■ **Data rows**
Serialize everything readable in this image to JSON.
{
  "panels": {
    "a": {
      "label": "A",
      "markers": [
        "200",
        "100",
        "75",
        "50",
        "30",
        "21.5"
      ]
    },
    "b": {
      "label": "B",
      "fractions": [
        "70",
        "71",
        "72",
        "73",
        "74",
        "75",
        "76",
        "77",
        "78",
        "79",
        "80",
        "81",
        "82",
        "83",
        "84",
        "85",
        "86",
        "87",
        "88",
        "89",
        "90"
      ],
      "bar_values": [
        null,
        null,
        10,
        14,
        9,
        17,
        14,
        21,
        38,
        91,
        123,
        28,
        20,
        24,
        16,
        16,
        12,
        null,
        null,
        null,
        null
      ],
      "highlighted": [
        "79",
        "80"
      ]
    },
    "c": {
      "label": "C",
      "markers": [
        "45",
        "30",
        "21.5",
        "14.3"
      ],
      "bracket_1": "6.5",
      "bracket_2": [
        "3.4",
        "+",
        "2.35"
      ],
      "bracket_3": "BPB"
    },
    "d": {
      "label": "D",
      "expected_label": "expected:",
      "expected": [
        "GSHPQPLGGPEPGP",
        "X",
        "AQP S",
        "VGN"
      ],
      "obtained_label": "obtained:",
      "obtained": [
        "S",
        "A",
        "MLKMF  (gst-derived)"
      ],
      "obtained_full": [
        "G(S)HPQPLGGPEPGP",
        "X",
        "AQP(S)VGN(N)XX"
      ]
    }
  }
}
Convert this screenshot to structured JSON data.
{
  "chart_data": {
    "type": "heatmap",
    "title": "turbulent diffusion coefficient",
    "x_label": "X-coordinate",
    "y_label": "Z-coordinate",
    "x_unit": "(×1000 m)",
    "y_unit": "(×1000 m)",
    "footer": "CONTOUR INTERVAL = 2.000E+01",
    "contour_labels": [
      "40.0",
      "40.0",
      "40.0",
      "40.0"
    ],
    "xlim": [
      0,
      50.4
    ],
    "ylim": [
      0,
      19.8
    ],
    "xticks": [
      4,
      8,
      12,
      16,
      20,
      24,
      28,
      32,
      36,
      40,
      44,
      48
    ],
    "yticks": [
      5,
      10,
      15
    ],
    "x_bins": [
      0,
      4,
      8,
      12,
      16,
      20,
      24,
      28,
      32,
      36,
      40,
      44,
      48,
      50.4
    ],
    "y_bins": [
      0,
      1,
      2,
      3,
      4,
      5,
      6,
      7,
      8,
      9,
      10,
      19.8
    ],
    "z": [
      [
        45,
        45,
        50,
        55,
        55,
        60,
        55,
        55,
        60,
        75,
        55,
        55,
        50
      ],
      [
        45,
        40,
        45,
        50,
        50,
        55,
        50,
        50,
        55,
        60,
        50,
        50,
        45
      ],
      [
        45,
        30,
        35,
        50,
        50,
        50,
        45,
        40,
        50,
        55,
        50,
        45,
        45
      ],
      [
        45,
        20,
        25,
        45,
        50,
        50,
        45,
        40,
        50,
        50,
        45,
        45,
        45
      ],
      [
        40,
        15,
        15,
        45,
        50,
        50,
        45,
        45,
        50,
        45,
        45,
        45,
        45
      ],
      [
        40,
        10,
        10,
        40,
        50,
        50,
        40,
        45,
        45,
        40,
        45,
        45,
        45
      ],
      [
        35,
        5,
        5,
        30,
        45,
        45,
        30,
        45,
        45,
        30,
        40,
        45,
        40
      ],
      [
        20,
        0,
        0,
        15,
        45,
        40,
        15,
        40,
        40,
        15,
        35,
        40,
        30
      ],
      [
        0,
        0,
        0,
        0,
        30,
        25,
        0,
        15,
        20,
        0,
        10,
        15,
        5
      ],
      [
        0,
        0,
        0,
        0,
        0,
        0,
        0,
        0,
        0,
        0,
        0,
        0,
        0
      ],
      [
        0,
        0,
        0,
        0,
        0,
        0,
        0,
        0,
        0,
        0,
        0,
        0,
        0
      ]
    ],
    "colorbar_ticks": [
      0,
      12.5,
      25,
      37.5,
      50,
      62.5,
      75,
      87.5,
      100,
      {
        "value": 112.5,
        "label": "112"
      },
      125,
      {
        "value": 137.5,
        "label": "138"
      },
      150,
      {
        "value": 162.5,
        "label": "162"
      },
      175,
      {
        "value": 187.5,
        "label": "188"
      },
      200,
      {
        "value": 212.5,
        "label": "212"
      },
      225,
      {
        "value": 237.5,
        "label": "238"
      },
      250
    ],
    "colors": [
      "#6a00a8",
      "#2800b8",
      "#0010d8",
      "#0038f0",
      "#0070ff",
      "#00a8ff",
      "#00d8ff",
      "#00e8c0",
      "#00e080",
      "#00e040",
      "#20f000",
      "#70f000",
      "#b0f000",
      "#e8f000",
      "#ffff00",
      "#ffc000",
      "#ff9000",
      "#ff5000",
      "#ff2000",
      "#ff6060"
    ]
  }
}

■ **Task details**
From the listing above, reproduce all the lines exactly.

■ **Output for this exercise**
Serialize everything readable in this image to JSON.
{
  "panels": {
    "a": {
      "label": "A",
      "markers": [
        "200",
        "100",
        "75",
        "50",
        "30",
        "21.5"
      ]
    },
    "b": {
      "label": "B",
      "fractions": [
        "70",
        "71",
        "72",
        "73",
        "74",
        "75",
        "76",
        "77",
        "78",
        "79",
        "80",
        "81",
        "82",
        "83",
        "84",
        "85",
        "86",
        "87",
        "88",
        "89",
        "90"
      ],
      "bar_values": [
        null,
        null,
        10,
        14,
        9,
        17,
        14,
        21,
        38,
        91,
        123,
        28,
        20,
        24,
        16,
        16,
        12,
        null,
        null,
        null,
        null
      ],
      "highlighted": [
        "79",
        "80"
      ]
    },
    "c": {
      "label": "C",
      "markers": [
        "45",
        "30",
        "21.5",
        "14.3"
      ],
      "bracket_1": "6.5",
      "bracket_2": [
        "3.4",
        "+",
        "2.35"
      ],
      "bracket_3": "BPB"
    },
    "d": {
      "label": "D",
      "expected_label": "expected:",
      "expected": [
        "GSHPQPLGGPEPGP",
        "X",
        "AQP S",
        "VGN"
      ],
      "obtained_label": "obtained:",
      "obtained": [
        "S",
        "A",
        "MLKMF  (gst-derived)"
      ],
      "obtained_full": [
        "G(S)HPQPLGGPEPGP",
        "X",
        "AQP(S)VGN(N)XX"
      ]
    }
  }
}
Convert this screenshot to structured JSON data.
{
  "chart_data": {
    "type": "heatmap",
    "title": "turbulent diffusion coefficient",
    "x_label": "X-coordinate",
    "y_label": "Z-coordinate",
    "x_unit": "(×1000 m)",
    "y_unit": "(×1000 m)",
    "footer": "CONTOUR INTERVAL = 2.000E+01",
    "contour_labels": [
      "40.0",
      "40.0",
      "40.0",
      "40.0"
    ],
    "xlim": [
      0,
      50.4
    ],
    "ylim": [
      0,
      19.8
    ],
    "xticks": [
      4,
      8,
      12,
      16,
      20,
      24,
      28,
      32,
      36,
      40,
      44,
      48
    ],
    "yticks": [
      5,
      10,
      15
    ],
    "x_bins": [
      0,
      4,
      8,
      12,
      16,
      20,
      24,
      28,
      32,
      36,
      40,
      44,
      48,
      50.4
    ],
    "y_bins": [
      0,
      1,
      2,
      3,
      4,
      5,
      6,
      7,
      8,
      9,
      10,
      19.8
    ],
    "z": [
      [
        45,
        45,
        50,
        55,
        55,
        60,
        55,
        55,
        60,
        75,
        55,
        55,
        50
      ],
      [
        45,
        40,
        45,
        50,
        50,
        55,
        50,
        50,
        55,
        60,
        50,
        50,
        45
      ],
      [
        45,
        30,
        35,
        50,
        50,
        50,
        45,
        40,
        50,
        55,
        50,
        45,
        45
      ],
      [
        45,
        20,
        25,
        45,
        50,
        50,
        45,
        40,
        50,
        50,
        45,
        45,
        45
      ],
      [
        40,
        15,
        15,
        45,
        50,
        50,
        45,
        45,
        50,
        45,
        45,
        45,
        45
      ],
      [
        40,
        10,
        10,
        40,
        50,
        50,
        40,
        45,
        45,
        40,
        45,
        45,
        45
      ],
      [
        35,
        5,
        5,
        30,
        45,
        45,
        30,
        45,
        45,
        30,
        40,
        45,
        40
      ],
      [
        20,
        0,
        0,
        15,
        45,
        40,
        15,
        40,
        40,
        15,
        35,
        40,
        30
      ],
      [
        0,
        0,
        0,
        0,
        30,
        25,
        0,
        15,
        20,
        0,
        10,
        15,
        5
      ],
      [
        0,
        0,
        0,
        0,
        0,
        0,
        0,
        0,
        0,
        0,
        0,
        0,
        0
      ],
      [
        0,
        0,
        0,
        0,
        0,
        0,
        0,
        0,
        0,
        0,
        0,
        0,
        0
      ]
    ],
    "colorbar_ticks": [
      0,
      12.5,
      25,
      37.5,
      50,
      62.5,
      75,
      87.5,
      100,
      {
        "value": 112.5,
        "label": "112"
      },
      125,
      {
        "value": 137.5,
        "label": "138"
      },
      150,
      {
        "value": 162.5,
        "label": "162"
      },
      175,
      {
        "value": 187.5,
        "label": "188"
      },
      200,
      {
        "value": 212.5,
        "label": "212"
      },
      225,
      {
        "value": 237.5,
        "label": "238"
      },
      250
    ],
    "colors": [
      "#6a00a8",
      "#2800b8",
      "#0010d8",
      "#0038f0",
      "#0070ff",
      "#00a8ff",
      "#00d8ff",
      "#00e8c0",
      "#00e080",
      "#00e040",
      "#20f000",
      "#70f000",
      "#b0f000",
      "#e8f000",
      "#ffff00",
      "#ffc000",
      "#ff9000",
      "#ff5000",
      "#ff2000",
      "#ff6060"
    ]
  }
}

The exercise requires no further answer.